--- start Data ---

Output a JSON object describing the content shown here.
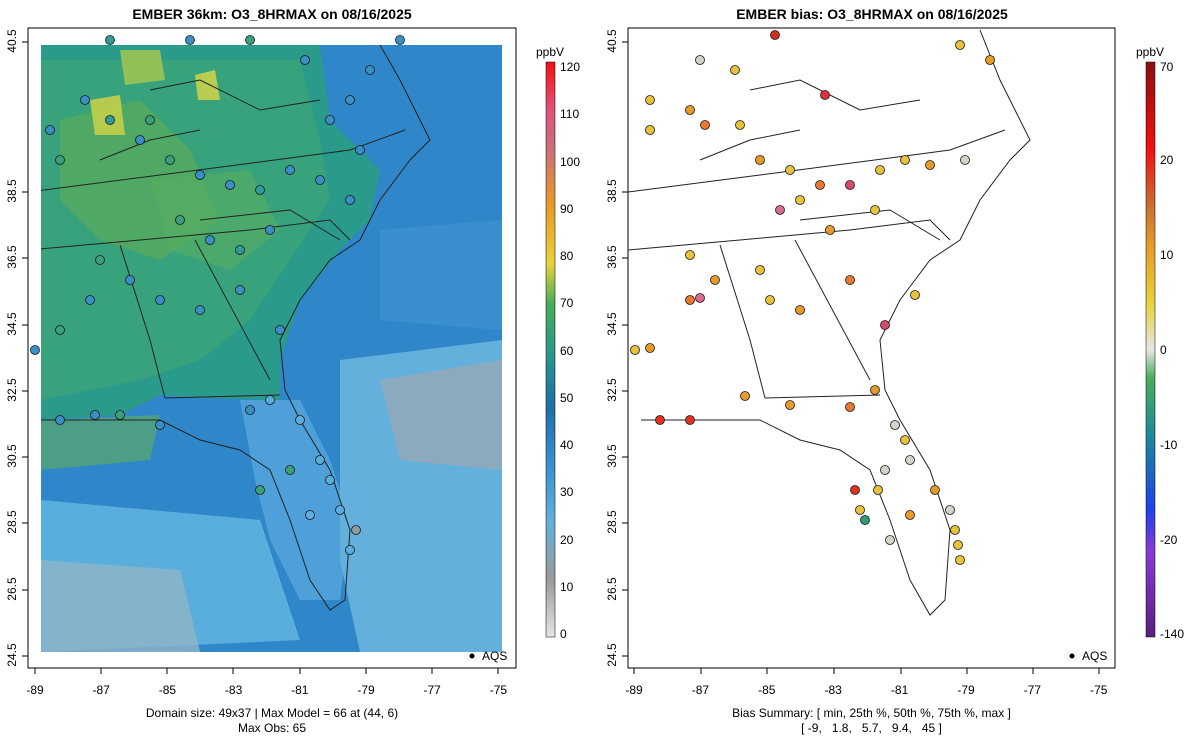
{
  "left_panel": {
    "title": "EMBER 36km: O3_8HRMAX on 08/16/2025",
    "units": "ppbV",
    "colorbar_ticks": [
      "0",
      "10",
      "20",
      "30",
      "40",
      "50",
      "60",
      "70",
      "80",
      "90",
      "100",
      "110",
      "120"
    ],
    "legend_label": "AQS",
    "caption_line1": "Domain size: 49x37 | Max Model = 66 at (44, 6)",
    "caption_line2": "Max Obs: 65"
  },
  "right_panel": {
    "title": "EMBER bias: O3_8HRMAX on 08/16/2025",
    "units": "ppbV",
    "colorbar_ticks": [
      "-140",
      "-20",
      "-10",
      "0",
      "10",
      "20",
      "70"
    ],
    "legend_label": "AQS",
    "caption_line1": "Bias Summary: [ min, 25th %, 50th %, 75th %, max ]",
    "caption_line2": "[ -9,   1.8,   5.7,   9.4,   45 ]"
  },
  "axes": {
    "x_ticks": [
      "-89",
      "-87",
      "-85",
      "-83",
      "-81",
      "-79",
      "-77",
      "-75"
    ],
    "y_ticks": [
      "24.5",
      "26.5",
      "28.5",
      "30.5",
      "32.5",
      "34.5",
      "36.5",
      "38.5",
      "40.5"
    ]
  },
  "colors": {
    "ocean_blue": "#3f8fcf",
    "land_green": "#4aa07a",
    "high_yellow": "#c9d44a",
    "low_gray": "#9aa3a8"
  }
}
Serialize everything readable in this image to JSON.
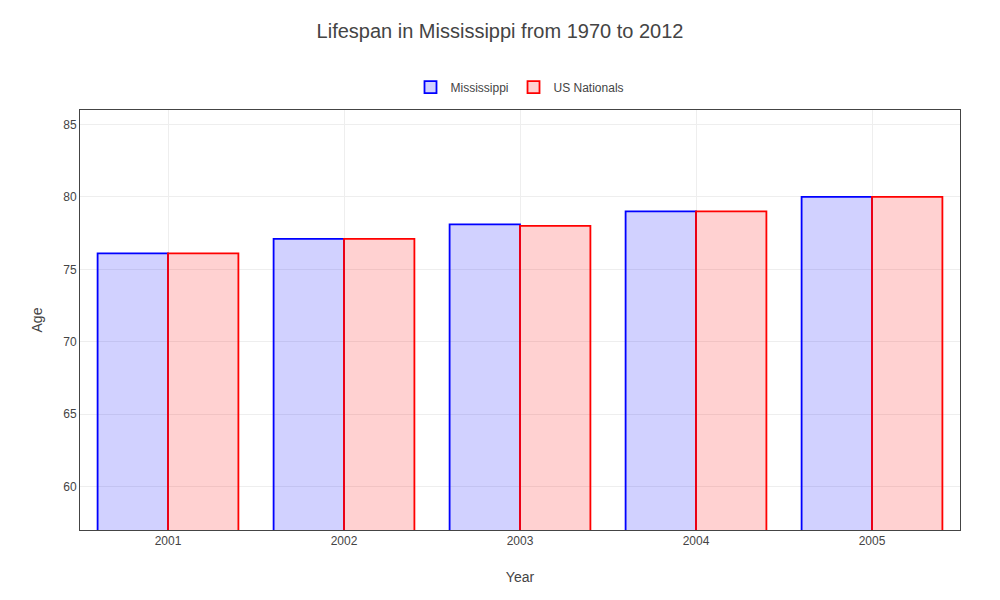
{
  "chart_data": {
    "type": "bar",
    "title": "Lifespan in Mississippi from 1970 to 2012",
    "x_label": "Year",
    "y_label": "Age",
    "categories": [
      "2001",
      "2002",
      "2003",
      "2004",
      "2005"
    ],
    "series": [
      {
        "name": "Mississippi",
        "color": "#0000ff",
        "values": [
          76.1,
          77.1,
          78.1,
          79.0,
          80.0
        ]
      },
      {
        "name": "US Nationals",
        "color": "#ff0000",
        "values": [
          76.1,
          77.1,
          78.0,
          79.0,
          80.0
        ]
      }
    ],
    "ylim": [
      57,
      86
    ],
    "yticks": [
      60,
      65,
      70,
      75,
      80,
      85
    ],
    "grid": true,
    "legend": "top"
  }
}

--- end Data ---

State how many lines of the listing above include the word "name". Give nothing but the number.

2